Records for this exercise:

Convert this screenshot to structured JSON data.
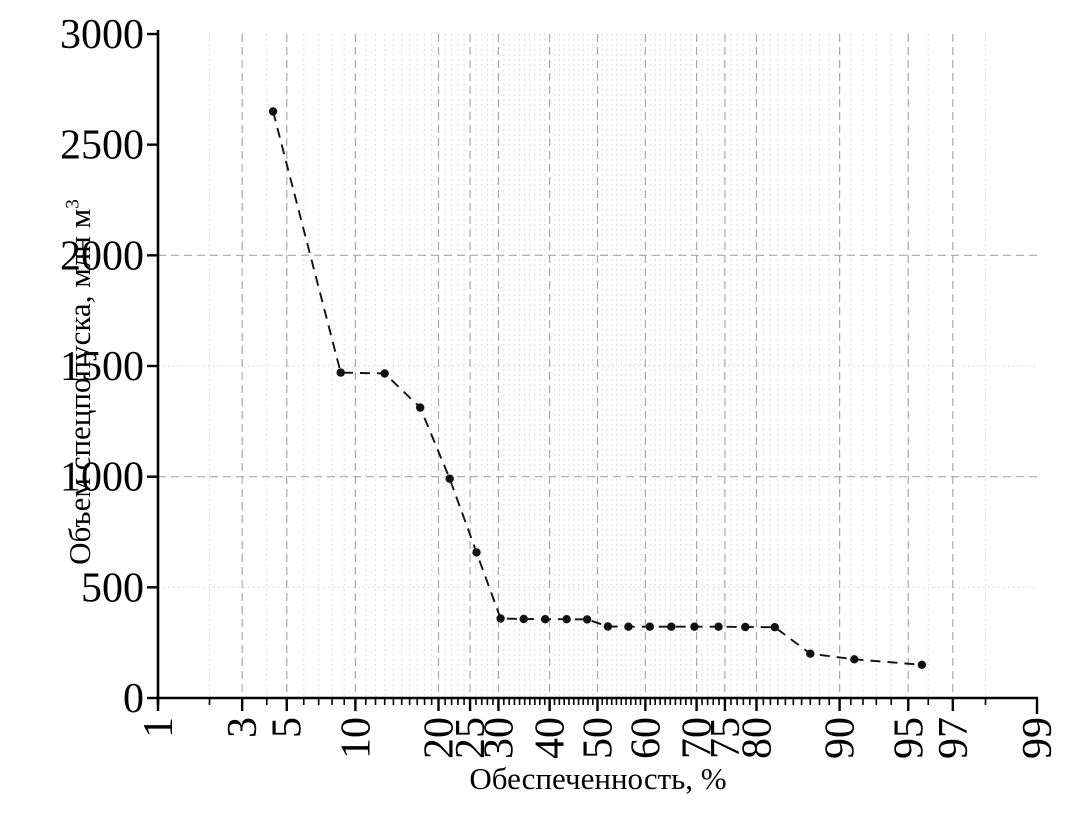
{
  "chart_data": {
    "type": "line",
    "title": "",
    "xlabel": "Обеспеченность, %",
    "ylabel": "Объем спецпопуска, млн м",
    "ylabel_superscript": "3",
    "x_scale": "normal_probability",
    "xlim": [
      1,
      99
    ],
    "ylim": [
      0,
      3000
    ],
    "x_ticks_labeled": [
      1,
      3,
      5,
      10,
      20,
      25,
      30,
      40,
      50,
      60,
      70,
      75,
      80,
      90,
      95,
      97,
      99
    ],
    "x_ticks_minor": "every integer percent from 2 to 98 between labeled ticks",
    "y_ticks_labeled": [
      0,
      500,
      1000,
      1500,
      2000,
      2500,
      3000
    ],
    "grid": {
      "vertical_major_at": [
        3,
        5,
        10,
        20,
        25,
        30,
        40,
        50,
        60,
        70,
        75,
        80,
        90,
        95,
        97
      ],
      "horizontal_major_at": [
        1000,
        2000
      ],
      "horizontal_minor_at": [
        500,
        1500
      ],
      "major_style": "dashed",
      "minor_style": "dotted"
    },
    "legend": "none",
    "series": [
      {
        "name": "Объем спецпопуска",
        "marker": "filled-circle",
        "line_style": "dashed",
        "color": "#111111",
        "x": [
          4.3,
          8.7,
          13.0,
          17.4,
          21.7,
          26.1,
          30.4,
          34.8,
          39.1,
          43.5,
          47.8,
          52.2,
          56.5,
          60.9,
          65.2,
          69.6,
          73.9,
          78.3,
          82.6,
          87.0,
          91.3,
          95.7
        ],
        "y": [
          2650,
          1470,
          1466,
          1312,
          991,
          658,
          359,
          357,
          356,
          356,
          355,
          323,
          322,
          322,
          322,
          322,
          322,
          321,
          320,
          200,
          175,
          150
        ]
      }
    ]
  },
  "styles": {
    "background": "#ffffff",
    "axis_color": "#000000",
    "grid_major_color": "#a8a8a8",
    "grid_minor_color": "#d9d9d9",
    "text_color": "#000000"
  }
}
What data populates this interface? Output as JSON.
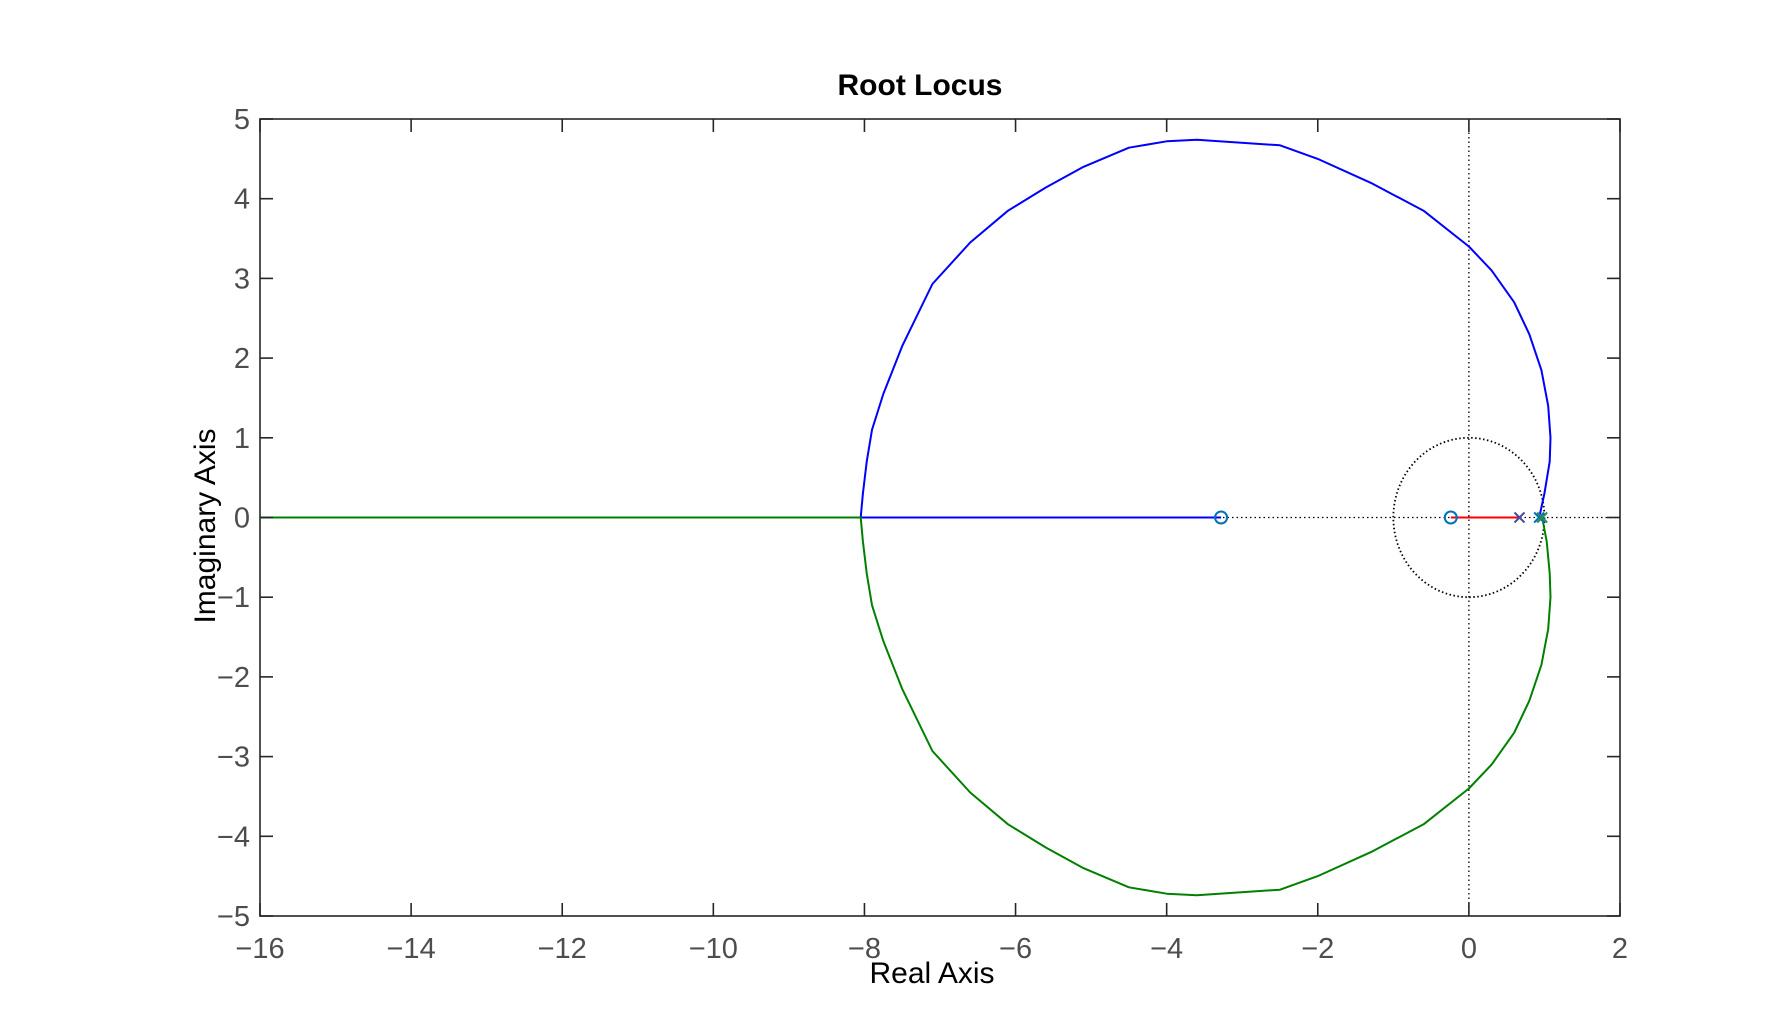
{
  "chart_data": {
    "type": "line",
    "title": "Root Locus",
    "xlabel": "Real Axis",
    "ylabel": "Imaginary Axis",
    "xlim": [
      -16,
      2
    ],
    "ylim": [
      -5,
      5
    ],
    "xticks": [
      -16,
      -14,
      -12,
      -10,
      -8,
      -6,
      -4,
      -2,
      0,
      2
    ],
    "yticks": [
      -5,
      -4,
      -3,
      -2,
      -1,
      0,
      1,
      2,
      3,
      4,
      5
    ],
    "grid": false,
    "unit_circle": true,
    "branches": [
      {
        "color": "#0000ff",
        "points": [
          [
            0.93,
            0.0
          ],
          [
            1.0,
            0.3
          ],
          [
            1.07,
            0.7
          ],
          [
            1.08,
            1.0
          ],
          [
            1.05,
            1.4
          ],
          [
            0.96,
            1.85
          ],
          [
            0.8,
            2.3
          ],
          [
            0.6,
            2.7
          ],
          [
            0.3,
            3.1
          ],
          [
            0.0,
            3.4
          ],
          [
            -0.6,
            3.85
          ],
          [
            -1.3,
            4.2
          ],
          [
            -2.0,
            4.5
          ],
          [
            -2.5,
            4.67
          ],
          [
            -3.6,
            4.74
          ],
          [
            -4.0,
            4.72
          ],
          [
            -4.5,
            4.64
          ],
          [
            -5.1,
            4.4
          ],
          [
            -5.6,
            4.14
          ],
          [
            -6.1,
            3.85
          ],
          [
            -6.6,
            3.45
          ],
          [
            -7.1,
            2.93
          ],
          [
            -7.5,
            2.15
          ],
          [
            -7.75,
            1.55
          ],
          [
            -7.9,
            1.1
          ],
          [
            -7.97,
            0.7
          ],
          [
            -8.02,
            0.3
          ],
          [
            -8.05,
            0.0
          ],
          [
            -3.28,
            0.0
          ]
        ]
      },
      {
        "color": "#008000",
        "points": [
          [
            0.97,
            0.0
          ],
          [
            1.03,
            -0.3
          ],
          [
            1.07,
            -0.7
          ],
          [
            1.08,
            -1.0
          ],
          [
            1.05,
            -1.4
          ],
          [
            0.96,
            -1.85
          ],
          [
            0.8,
            -2.3
          ],
          [
            0.6,
            -2.7
          ],
          [
            0.3,
            -3.1
          ],
          [
            0.0,
            -3.4
          ],
          [
            -0.6,
            -3.85
          ],
          [
            -1.3,
            -4.2
          ],
          [
            -2.0,
            -4.5
          ],
          [
            -2.5,
            -4.67
          ],
          [
            -3.6,
            -4.74
          ],
          [
            -4.0,
            -4.72
          ],
          [
            -4.5,
            -4.64
          ],
          [
            -5.1,
            -4.4
          ],
          [
            -5.6,
            -4.14
          ],
          [
            -6.1,
            -3.85
          ],
          [
            -6.6,
            -3.45
          ],
          [
            -7.1,
            -2.93
          ],
          [
            -7.5,
            -2.15
          ],
          [
            -7.75,
            -1.55
          ],
          [
            -7.9,
            -1.1
          ],
          [
            -7.97,
            -0.7
          ],
          [
            -8.02,
            -0.3
          ],
          [
            -8.05,
            0.0
          ],
          [
            -16.0,
            0.0
          ]
        ]
      },
      {
        "color": "#ff0000",
        "points": [
          [
            0.67,
            0.0
          ],
          [
            -0.24,
            0.0
          ]
        ]
      }
    ],
    "poles": [
      {
        "re": 0.67,
        "im": 0.0,
        "color": "#4a4a9c"
      },
      {
        "re": 0.93,
        "im": 0.0,
        "color": "#0072bd"
      },
      {
        "re": 0.97,
        "im": 0.0,
        "color": "#2e8b57"
      }
    ],
    "zeros": [
      {
        "re": -3.28,
        "im": 0.0,
        "color": "#0072bd"
      },
      {
        "re": -0.24,
        "im": 0.0,
        "color": "#0072bd"
      }
    ]
  }
}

Objective:
Restate the whole listing above exactly, except for its images.

Exercise response:
Convert this screenshot to structured JSON data.
{
  "chart_data": {
    "type": "line",
    "title": "",
    "xlabel": "Обеспеченность, %",
    "ylabel": "Объем спецпопуска, млн м",
    "ylabel_superscript": "3",
    "x_scale": "normal_probability",
    "xlim": [
      1,
      99
    ],
    "ylim": [
      0,
      3000
    ],
    "x_ticks_labeled": [
      1,
      3,
      5,
      10,
      20,
      25,
      30,
      40,
      50,
      60,
      70,
      75,
      80,
      90,
      95,
      97,
      99
    ],
    "x_ticks_minor": "every integer percent from 2 to 98 between labeled ticks",
    "y_ticks_labeled": [
      0,
      500,
      1000,
      1500,
      2000,
      2500,
      3000
    ],
    "grid": {
      "vertical_major_at": [
        3,
        5,
        10,
        20,
        25,
        30,
        40,
        50,
        60,
        70,
        75,
        80,
        90,
        95,
        97
      ],
      "horizontal_major_at": [
        1000,
        2000
      ],
      "horizontal_minor_at": [
        500,
        1500
      ],
      "major_style": "dashed",
      "minor_style": "dotted"
    },
    "legend": "none",
    "series": [
      {
        "name": "Объем спецпопуска",
        "marker": "filled-circle",
        "line_style": "dashed",
        "color": "#111111",
        "x": [
          4.3,
          8.7,
          13.0,
          17.4,
          21.7,
          26.1,
          30.4,
          34.8,
          39.1,
          43.5,
          47.8,
          52.2,
          56.5,
          60.9,
          65.2,
          69.6,
          73.9,
          78.3,
          82.6,
          87.0,
          91.3,
          95.7
        ],
        "y": [
          2650,
          1470,
          1466,
          1312,
          991,
          658,
          359,
          357,
          356,
          356,
          355,
          323,
          322,
          322,
          322,
          322,
          322,
          321,
          320,
          200,
          175,
          150
        ]
      }
    ]
  },
  "styles": {
    "background": "#ffffff",
    "axis_color": "#000000",
    "grid_major_color": "#a8a8a8",
    "grid_minor_color": "#d9d9d9",
    "text_color": "#000000"
  }
}
What data populates this interface? Output as JSON.
{
  "chart_data": {
    "type": "line",
    "title": "Root Locus",
    "xlabel": "Real Axis",
    "ylabel": "Imaginary Axis",
    "xlim": [
      -16,
      2
    ],
    "ylim": [
      -5,
      5
    ],
    "xticks": [
      -16,
      -14,
      -12,
      -10,
      -8,
      -6,
      -4,
      -2,
      0,
      2
    ],
    "yticks": [
      -5,
      -4,
      -3,
      -2,
      -1,
      0,
      1,
      2,
      3,
      4,
      5
    ],
    "grid": false,
    "unit_circle": true,
    "branches": [
      {
        "color": "#0000ff",
        "points": [
          [
            0.93,
            0.0
          ],
          [
            1.0,
            0.3
          ],
          [
            1.07,
            0.7
          ],
          [
            1.08,
            1.0
          ],
          [
            1.05,
            1.4
          ],
          [
            0.96,
            1.85
          ],
          [
            0.8,
            2.3
          ],
          [
            0.6,
            2.7
          ],
          [
            0.3,
            3.1
          ],
          [
            0.0,
            3.4
          ],
          [
            -0.6,
            3.85
          ],
          [
            -1.3,
            4.2
          ],
          [
            -2.0,
            4.5
          ],
          [
            -2.5,
            4.67
          ],
          [
            -3.6,
            4.74
          ],
          [
            -4.0,
            4.72
          ],
          [
            -4.5,
            4.64
          ],
          [
            -5.1,
            4.4
          ],
          [
            -5.6,
            4.14
          ],
          [
            -6.1,
            3.85
          ],
          [
            -6.6,
            3.45
          ],
          [
            -7.1,
            2.93
          ],
          [
            -7.5,
            2.15
          ],
          [
            -7.75,
            1.55
          ],
          [
            -7.9,
            1.1
          ],
          [
            -7.97,
            0.7
          ],
          [
            -8.02,
            0.3
          ],
          [
            -8.05,
            0.0
          ],
          [
            -3.28,
            0.0
          ]
        ]
      },
      {
        "color": "#008000",
        "points": [
          [
            0.97,
            0.0
          ],
          [
            1.03,
            -0.3
          ],
          [
            1.07,
            -0.7
          ],
          [
            1.08,
            -1.0
          ],
          [
            1.05,
            -1.4
          ],
          [
            0.96,
            -1.85
          ],
          [
            0.8,
            -2.3
          ],
          [
            0.6,
            -2.7
          ],
          [
            0.3,
            -3.1
          ],
          [
            0.0,
            -3.4
          ],
          [
            -0.6,
            -3.85
          ],
          [
            -1.3,
            -4.2
          ],
          [
            -2.0,
            -4.5
          ],
          [
            -2.5,
            -4.67
          ],
          [
            -3.6,
            -4.74
          ],
          [
            -4.0,
            -4.72
          ],
          [
            -4.5,
            -4.64
          ],
          [
            -5.1,
            -4.4
          ],
          [
            -5.6,
            -4.14
          ],
          [
            -6.1,
            -3.85
          ],
          [
            -6.6,
            -3.45
          ],
          [
            -7.1,
            -2.93
          ],
          [
            -7.5,
            -2.15
          ],
          [
            -7.75,
            -1.55
          ],
          [
            -7.9,
            -1.1
          ],
          [
            -7.97,
            -0.7
          ],
          [
            -8.02,
            -0.3
          ],
          [
            -8.05,
            0.0
          ],
          [
            -16.0,
            0.0
          ]
        ]
      },
      {
        "color": "#ff0000",
        "points": [
          [
            0.67,
            0.0
          ],
          [
            -0.24,
            0.0
          ]
        ]
      }
    ],
    "poles": [
      {
        "re": 0.67,
        "im": 0.0,
        "color": "#4a4a9c"
      },
      {
        "re": 0.93,
        "im": 0.0,
        "color": "#0072bd"
      },
      {
        "re": 0.97,
        "im": 0.0,
        "color": "#2e8b57"
      }
    ],
    "zeros": [
      {
        "re": -3.28,
        "im": 0.0,
        "color": "#0072bd"
      },
      {
        "re": -0.24,
        "im": 0.0,
        "color": "#0072bd"
      }
    ]
  }
}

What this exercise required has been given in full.